### GIVEN INSTRUCTION
Below are records to repeat exactly. Omit the pictures from the copy.

### GIVEN INFORMATION
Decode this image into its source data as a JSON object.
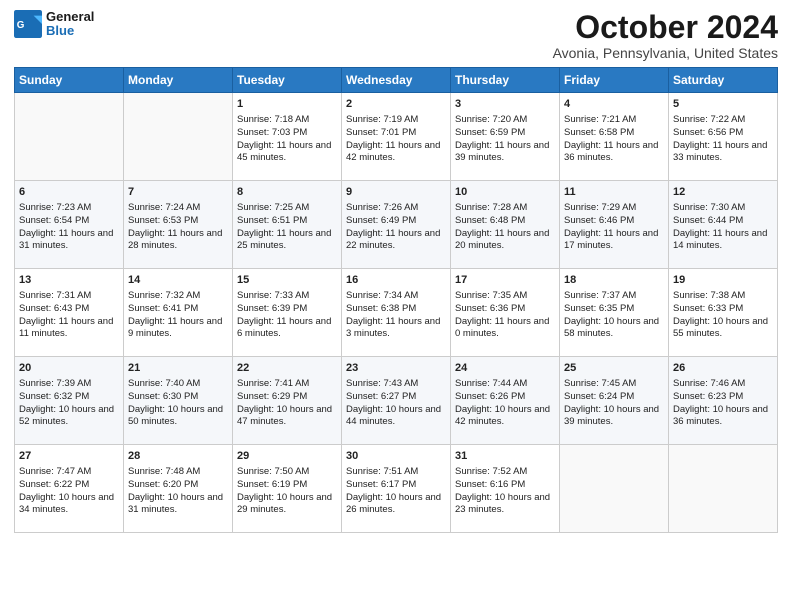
{
  "header": {
    "logo_line1": "General",
    "logo_line2": "Blue",
    "title": "October 2024",
    "subtitle": "Avonia, Pennsylvania, United States"
  },
  "days_of_week": [
    "Sunday",
    "Monday",
    "Tuesday",
    "Wednesday",
    "Thursday",
    "Friday",
    "Saturday"
  ],
  "weeks": [
    [
      {
        "day": "",
        "sunrise": "",
        "sunset": "",
        "daylight": ""
      },
      {
        "day": "",
        "sunrise": "",
        "sunset": "",
        "daylight": ""
      },
      {
        "day": "1",
        "sunrise": "Sunrise: 7:18 AM",
        "sunset": "Sunset: 7:03 PM",
        "daylight": "Daylight: 11 hours and 45 minutes."
      },
      {
        "day": "2",
        "sunrise": "Sunrise: 7:19 AM",
        "sunset": "Sunset: 7:01 PM",
        "daylight": "Daylight: 11 hours and 42 minutes."
      },
      {
        "day": "3",
        "sunrise": "Sunrise: 7:20 AM",
        "sunset": "Sunset: 6:59 PM",
        "daylight": "Daylight: 11 hours and 39 minutes."
      },
      {
        "day": "4",
        "sunrise": "Sunrise: 7:21 AM",
        "sunset": "Sunset: 6:58 PM",
        "daylight": "Daylight: 11 hours and 36 minutes."
      },
      {
        "day": "5",
        "sunrise": "Sunrise: 7:22 AM",
        "sunset": "Sunset: 6:56 PM",
        "daylight": "Daylight: 11 hours and 33 minutes."
      }
    ],
    [
      {
        "day": "6",
        "sunrise": "Sunrise: 7:23 AM",
        "sunset": "Sunset: 6:54 PM",
        "daylight": "Daylight: 11 hours and 31 minutes."
      },
      {
        "day": "7",
        "sunrise": "Sunrise: 7:24 AM",
        "sunset": "Sunset: 6:53 PM",
        "daylight": "Daylight: 11 hours and 28 minutes."
      },
      {
        "day": "8",
        "sunrise": "Sunrise: 7:25 AM",
        "sunset": "Sunset: 6:51 PM",
        "daylight": "Daylight: 11 hours and 25 minutes."
      },
      {
        "day": "9",
        "sunrise": "Sunrise: 7:26 AM",
        "sunset": "Sunset: 6:49 PM",
        "daylight": "Daylight: 11 hours and 22 minutes."
      },
      {
        "day": "10",
        "sunrise": "Sunrise: 7:28 AM",
        "sunset": "Sunset: 6:48 PM",
        "daylight": "Daylight: 11 hours and 20 minutes."
      },
      {
        "day": "11",
        "sunrise": "Sunrise: 7:29 AM",
        "sunset": "Sunset: 6:46 PM",
        "daylight": "Daylight: 11 hours and 17 minutes."
      },
      {
        "day": "12",
        "sunrise": "Sunrise: 7:30 AM",
        "sunset": "Sunset: 6:44 PM",
        "daylight": "Daylight: 11 hours and 14 minutes."
      }
    ],
    [
      {
        "day": "13",
        "sunrise": "Sunrise: 7:31 AM",
        "sunset": "Sunset: 6:43 PM",
        "daylight": "Daylight: 11 hours and 11 minutes."
      },
      {
        "day": "14",
        "sunrise": "Sunrise: 7:32 AM",
        "sunset": "Sunset: 6:41 PM",
        "daylight": "Daylight: 11 hours and 9 minutes."
      },
      {
        "day": "15",
        "sunrise": "Sunrise: 7:33 AM",
        "sunset": "Sunset: 6:39 PM",
        "daylight": "Daylight: 11 hours and 6 minutes."
      },
      {
        "day": "16",
        "sunrise": "Sunrise: 7:34 AM",
        "sunset": "Sunset: 6:38 PM",
        "daylight": "Daylight: 11 hours and 3 minutes."
      },
      {
        "day": "17",
        "sunrise": "Sunrise: 7:35 AM",
        "sunset": "Sunset: 6:36 PM",
        "daylight": "Daylight: 11 hours and 0 minutes."
      },
      {
        "day": "18",
        "sunrise": "Sunrise: 7:37 AM",
        "sunset": "Sunset: 6:35 PM",
        "daylight": "Daylight: 10 hours and 58 minutes."
      },
      {
        "day": "19",
        "sunrise": "Sunrise: 7:38 AM",
        "sunset": "Sunset: 6:33 PM",
        "daylight": "Daylight: 10 hours and 55 minutes."
      }
    ],
    [
      {
        "day": "20",
        "sunrise": "Sunrise: 7:39 AM",
        "sunset": "Sunset: 6:32 PM",
        "daylight": "Daylight: 10 hours and 52 minutes."
      },
      {
        "day": "21",
        "sunrise": "Sunrise: 7:40 AM",
        "sunset": "Sunset: 6:30 PM",
        "daylight": "Daylight: 10 hours and 50 minutes."
      },
      {
        "day": "22",
        "sunrise": "Sunrise: 7:41 AM",
        "sunset": "Sunset: 6:29 PM",
        "daylight": "Daylight: 10 hours and 47 minutes."
      },
      {
        "day": "23",
        "sunrise": "Sunrise: 7:43 AM",
        "sunset": "Sunset: 6:27 PM",
        "daylight": "Daylight: 10 hours and 44 minutes."
      },
      {
        "day": "24",
        "sunrise": "Sunrise: 7:44 AM",
        "sunset": "Sunset: 6:26 PM",
        "daylight": "Daylight: 10 hours and 42 minutes."
      },
      {
        "day": "25",
        "sunrise": "Sunrise: 7:45 AM",
        "sunset": "Sunset: 6:24 PM",
        "daylight": "Daylight: 10 hours and 39 minutes."
      },
      {
        "day": "26",
        "sunrise": "Sunrise: 7:46 AM",
        "sunset": "Sunset: 6:23 PM",
        "daylight": "Daylight: 10 hours and 36 minutes."
      }
    ],
    [
      {
        "day": "27",
        "sunrise": "Sunrise: 7:47 AM",
        "sunset": "Sunset: 6:22 PM",
        "daylight": "Daylight: 10 hours and 34 minutes."
      },
      {
        "day": "28",
        "sunrise": "Sunrise: 7:48 AM",
        "sunset": "Sunset: 6:20 PM",
        "daylight": "Daylight: 10 hours and 31 minutes."
      },
      {
        "day": "29",
        "sunrise": "Sunrise: 7:50 AM",
        "sunset": "Sunset: 6:19 PM",
        "daylight": "Daylight: 10 hours and 29 minutes."
      },
      {
        "day": "30",
        "sunrise": "Sunrise: 7:51 AM",
        "sunset": "Sunset: 6:17 PM",
        "daylight": "Daylight: 10 hours and 26 minutes."
      },
      {
        "day": "31",
        "sunrise": "Sunrise: 7:52 AM",
        "sunset": "Sunset: 6:16 PM",
        "daylight": "Daylight: 10 hours and 23 minutes."
      },
      {
        "day": "",
        "sunrise": "",
        "sunset": "",
        "daylight": ""
      },
      {
        "day": "",
        "sunrise": "",
        "sunset": "",
        "daylight": ""
      }
    ]
  ]
}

### CORRECT OUTPUT
Decode this image into its source data as a JSON object.
{
  "header": {
    "logo_line1": "General",
    "logo_line2": "Blue",
    "title": "October 2024",
    "subtitle": "Avonia, Pennsylvania, United States"
  },
  "days_of_week": [
    "Sunday",
    "Monday",
    "Tuesday",
    "Wednesday",
    "Thursday",
    "Friday",
    "Saturday"
  ],
  "weeks": [
    [
      {
        "day": "",
        "sunrise": "",
        "sunset": "",
        "daylight": ""
      },
      {
        "day": "",
        "sunrise": "",
        "sunset": "",
        "daylight": ""
      },
      {
        "day": "1",
        "sunrise": "Sunrise: 7:18 AM",
        "sunset": "Sunset: 7:03 PM",
        "daylight": "Daylight: 11 hours and 45 minutes."
      },
      {
        "day": "2",
        "sunrise": "Sunrise: 7:19 AM",
        "sunset": "Sunset: 7:01 PM",
        "daylight": "Daylight: 11 hours and 42 minutes."
      },
      {
        "day": "3",
        "sunrise": "Sunrise: 7:20 AM",
        "sunset": "Sunset: 6:59 PM",
        "daylight": "Daylight: 11 hours and 39 minutes."
      },
      {
        "day": "4",
        "sunrise": "Sunrise: 7:21 AM",
        "sunset": "Sunset: 6:58 PM",
        "daylight": "Daylight: 11 hours and 36 minutes."
      },
      {
        "day": "5",
        "sunrise": "Sunrise: 7:22 AM",
        "sunset": "Sunset: 6:56 PM",
        "daylight": "Daylight: 11 hours and 33 minutes."
      }
    ],
    [
      {
        "day": "6",
        "sunrise": "Sunrise: 7:23 AM",
        "sunset": "Sunset: 6:54 PM",
        "daylight": "Daylight: 11 hours and 31 minutes."
      },
      {
        "day": "7",
        "sunrise": "Sunrise: 7:24 AM",
        "sunset": "Sunset: 6:53 PM",
        "daylight": "Daylight: 11 hours and 28 minutes."
      },
      {
        "day": "8",
        "sunrise": "Sunrise: 7:25 AM",
        "sunset": "Sunset: 6:51 PM",
        "daylight": "Daylight: 11 hours and 25 minutes."
      },
      {
        "day": "9",
        "sunrise": "Sunrise: 7:26 AM",
        "sunset": "Sunset: 6:49 PM",
        "daylight": "Daylight: 11 hours and 22 minutes."
      },
      {
        "day": "10",
        "sunrise": "Sunrise: 7:28 AM",
        "sunset": "Sunset: 6:48 PM",
        "daylight": "Daylight: 11 hours and 20 minutes."
      },
      {
        "day": "11",
        "sunrise": "Sunrise: 7:29 AM",
        "sunset": "Sunset: 6:46 PM",
        "daylight": "Daylight: 11 hours and 17 minutes."
      },
      {
        "day": "12",
        "sunrise": "Sunrise: 7:30 AM",
        "sunset": "Sunset: 6:44 PM",
        "daylight": "Daylight: 11 hours and 14 minutes."
      }
    ],
    [
      {
        "day": "13",
        "sunrise": "Sunrise: 7:31 AM",
        "sunset": "Sunset: 6:43 PM",
        "daylight": "Daylight: 11 hours and 11 minutes."
      },
      {
        "day": "14",
        "sunrise": "Sunrise: 7:32 AM",
        "sunset": "Sunset: 6:41 PM",
        "daylight": "Daylight: 11 hours and 9 minutes."
      },
      {
        "day": "15",
        "sunrise": "Sunrise: 7:33 AM",
        "sunset": "Sunset: 6:39 PM",
        "daylight": "Daylight: 11 hours and 6 minutes."
      },
      {
        "day": "16",
        "sunrise": "Sunrise: 7:34 AM",
        "sunset": "Sunset: 6:38 PM",
        "daylight": "Daylight: 11 hours and 3 minutes."
      },
      {
        "day": "17",
        "sunrise": "Sunrise: 7:35 AM",
        "sunset": "Sunset: 6:36 PM",
        "daylight": "Daylight: 11 hours and 0 minutes."
      },
      {
        "day": "18",
        "sunrise": "Sunrise: 7:37 AM",
        "sunset": "Sunset: 6:35 PM",
        "daylight": "Daylight: 10 hours and 58 minutes."
      },
      {
        "day": "19",
        "sunrise": "Sunrise: 7:38 AM",
        "sunset": "Sunset: 6:33 PM",
        "daylight": "Daylight: 10 hours and 55 minutes."
      }
    ],
    [
      {
        "day": "20",
        "sunrise": "Sunrise: 7:39 AM",
        "sunset": "Sunset: 6:32 PM",
        "daylight": "Daylight: 10 hours and 52 minutes."
      },
      {
        "day": "21",
        "sunrise": "Sunrise: 7:40 AM",
        "sunset": "Sunset: 6:30 PM",
        "daylight": "Daylight: 10 hours and 50 minutes."
      },
      {
        "day": "22",
        "sunrise": "Sunrise: 7:41 AM",
        "sunset": "Sunset: 6:29 PM",
        "daylight": "Daylight: 10 hours and 47 minutes."
      },
      {
        "day": "23",
        "sunrise": "Sunrise: 7:43 AM",
        "sunset": "Sunset: 6:27 PM",
        "daylight": "Daylight: 10 hours and 44 minutes."
      },
      {
        "day": "24",
        "sunrise": "Sunrise: 7:44 AM",
        "sunset": "Sunset: 6:26 PM",
        "daylight": "Daylight: 10 hours and 42 minutes."
      },
      {
        "day": "25",
        "sunrise": "Sunrise: 7:45 AM",
        "sunset": "Sunset: 6:24 PM",
        "daylight": "Daylight: 10 hours and 39 minutes."
      },
      {
        "day": "26",
        "sunrise": "Sunrise: 7:46 AM",
        "sunset": "Sunset: 6:23 PM",
        "daylight": "Daylight: 10 hours and 36 minutes."
      }
    ],
    [
      {
        "day": "27",
        "sunrise": "Sunrise: 7:47 AM",
        "sunset": "Sunset: 6:22 PM",
        "daylight": "Daylight: 10 hours and 34 minutes."
      },
      {
        "day": "28",
        "sunrise": "Sunrise: 7:48 AM",
        "sunset": "Sunset: 6:20 PM",
        "daylight": "Daylight: 10 hours and 31 minutes."
      },
      {
        "day": "29",
        "sunrise": "Sunrise: 7:50 AM",
        "sunset": "Sunset: 6:19 PM",
        "daylight": "Daylight: 10 hours and 29 minutes."
      },
      {
        "day": "30",
        "sunrise": "Sunrise: 7:51 AM",
        "sunset": "Sunset: 6:17 PM",
        "daylight": "Daylight: 10 hours and 26 minutes."
      },
      {
        "day": "31",
        "sunrise": "Sunrise: 7:52 AM",
        "sunset": "Sunset: 6:16 PM",
        "daylight": "Daylight: 10 hours and 23 minutes."
      },
      {
        "day": "",
        "sunrise": "",
        "sunset": "",
        "daylight": ""
      },
      {
        "day": "",
        "sunrise": "",
        "sunset": "",
        "daylight": ""
      }
    ]
  ]
}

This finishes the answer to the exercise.